▶ _Что нужно сделать_
Проверьте, согласуются ли с отрывком о театре приведенные ниже утверждения. Для каждого напишите «да» или «нет» и дословно процитируйте решающие слова текста.
1. Пьеса «Дом, где разбиваются сердца» уже была поставлена на сцене.
2. По словам автора, изменились не актеры, а зрители.
3. В детстве автор принял людей на золоченом балконе за оперных певцов.

▶ _Отрывок текста_
* * * * * * *
КАК ШЛИ ДЕЛА НА ТЕАТРЕ
Давайте теперь круто переведем наше внимание от европейского театра
войны к театру, где бои идут не по-настоящему и где, едва опустится занавес,
убитые, смыв с себя розовые раны, преспокойно отправляются домой и садятся
ужинать. Прошло уже двадцать почти лет с тех пор, как мне пришлось в
последний раз представить публике пьесу в виде книги, так как не было случая
показать ее должным образом, поставив спектакль на театре. Война вернула
меня к такому способу. "Дом, где разбиваются сердца" пока еще не достиг
сцены. Я до сих пор задерживал пьесу, потому что война в корне изменила
экономические условия, которые раньше давали в Лондоне возможность серьезной
драме окупить себя. Изменились не театры, и не руководство ими, и не авторы,
и не актеры, изменились зрители. Четыре года лондонские театры ежевечерне
заполнялись тысячами солдат, приезжавших в отпуск с фронта. Эти солдаты не
были привычными посетителями лондонских театров. Одно собственное
приключение из моего детства дало мне ключ к пониманию их положения. Когда я
был еще маленьким мальчиком, меня однажды взяли в оперу. Тогда я не знал
еще, что такое опера, хотя умел насвистывать оперную музыку, и притом в
большом количестве. В альбоме у матери я не раз видел фотографии великих
оперных певцов, большей частью в вечернем платье. В театре я оказался перед
золоченым балконом, где все сидевшие были в вечернем платье, и их-то я и
принял за оперных певцов и певиц. Среди них я облюбовал толстую смуглую
даму, решил, что она и есть синьора Альбони, и все ждал, когда она встанет и
запоет. Я недоумевал только, почему меня посадили спиною, а не лицом к
певцам. Когда занавес поднялся, моему удивлению и восторгу не было предела.
* * * * * * *
▶ _Предоставленные записи_

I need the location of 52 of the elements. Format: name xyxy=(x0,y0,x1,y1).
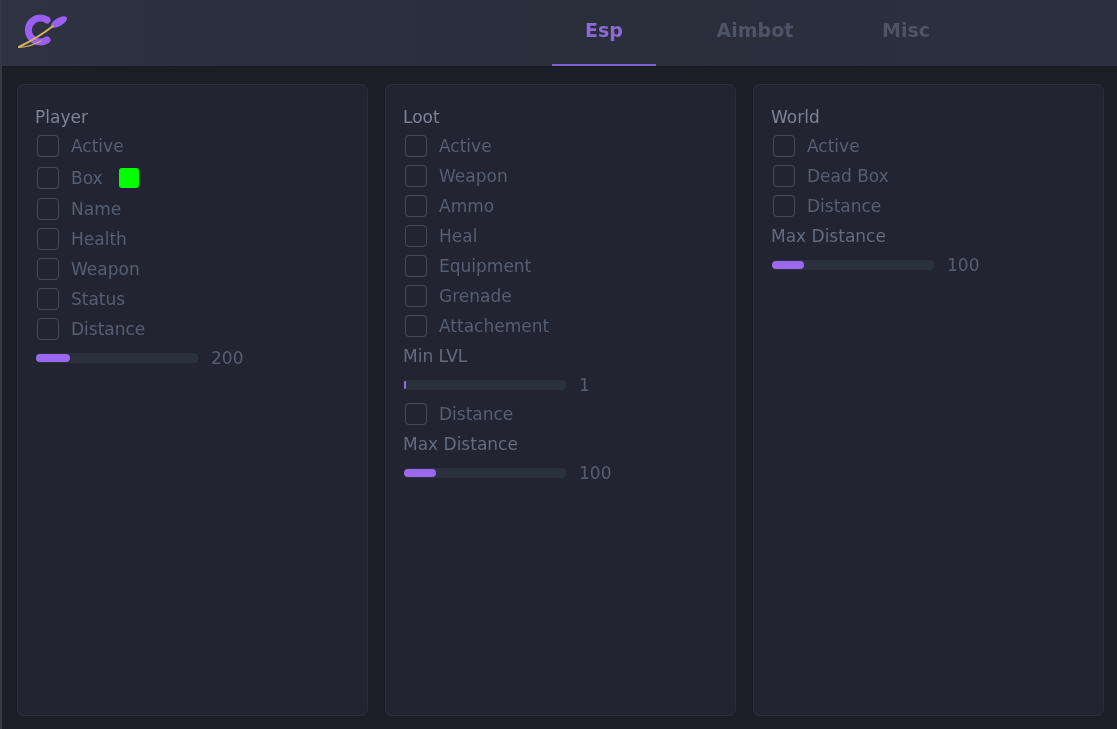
option-label: Weapon xyxy=(71,259,140,279)
option-label: Active xyxy=(807,136,860,156)
checkbox[interactable] xyxy=(405,225,427,247)
checkbox[interactable] xyxy=(773,135,795,157)
checkbox[interactable] xyxy=(405,255,427,277)
option-label: Grenade xyxy=(439,286,512,306)
slider-value: 1 xyxy=(579,375,590,395)
option-label: Name xyxy=(71,199,122,219)
setting-label: Max Distance xyxy=(771,226,886,246)
checkbox[interactable] xyxy=(37,288,59,310)
slider-value: 200 xyxy=(211,348,244,368)
option-label: Ammo xyxy=(439,196,495,216)
checkbox[interactable] xyxy=(37,166,59,189)
option-label: Distance xyxy=(439,404,514,424)
checkbox[interactable] xyxy=(773,165,795,187)
color-swatch-icon[interactable] xyxy=(118,167,139,188)
tab[interactable]: Esp xyxy=(552,0,656,66)
checkbox[interactable] xyxy=(405,285,427,307)
checkbox[interactable] xyxy=(37,258,59,280)
checkbox[interactable] xyxy=(37,135,59,157)
panel-title: Player xyxy=(35,106,88,129)
checkbox[interactable] xyxy=(37,198,59,220)
option-label: Distance xyxy=(71,319,146,339)
checkbox[interactable] xyxy=(37,318,59,340)
checkbox[interactable] xyxy=(405,165,427,187)
checkbox[interactable] xyxy=(405,403,427,425)
panel-title: World xyxy=(771,106,820,129)
option-label: Weapon xyxy=(439,166,508,186)
option-label: Equipment xyxy=(439,256,532,276)
option-label: Health xyxy=(71,229,127,249)
slider-track[interactable] xyxy=(404,468,566,478)
option-label: Attachement xyxy=(439,316,550,336)
slider-value: 100 xyxy=(947,255,980,275)
option-label: Heal xyxy=(439,226,478,246)
checkbox[interactable] xyxy=(773,195,795,217)
option-label: Active xyxy=(71,136,124,156)
checkbox[interactable] xyxy=(405,195,427,217)
slider-track[interactable] xyxy=(36,353,198,363)
option-label: Box xyxy=(71,167,103,188)
setting-label: Max Distance xyxy=(403,434,518,454)
slider-track[interactable] xyxy=(404,380,566,390)
option-label: Active xyxy=(439,136,492,156)
checkbox[interactable] xyxy=(405,315,427,337)
panel-title: Loot xyxy=(403,106,440,129)
option-label: Status xyxy=(71,289,126,309)
checkbox[interactable] xyxy=(37,228,59,250)
option-label: Dead Box xyxy=(807,166,889,186)
setting-label: Min LVL xyxy=(403,346,468,366)
slider-track[interactable] xyxy=(772,260,934,270)
checkbox[interactable] xyxy=(405,135,427,157)
option-label: Distance xyxy=(807,196,882,216)
slider-value: 100 xyxy=(579,463,612,483)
* * * * * * *
▶ _Ответ ниже_
1. Нет: «"Дом, где разбиваются сердца" пока еще не достиг сцены».
2. Да: «и не актеры, изменились зрители».
3. Да: «их-то я и принял за оперных певцов и певиц».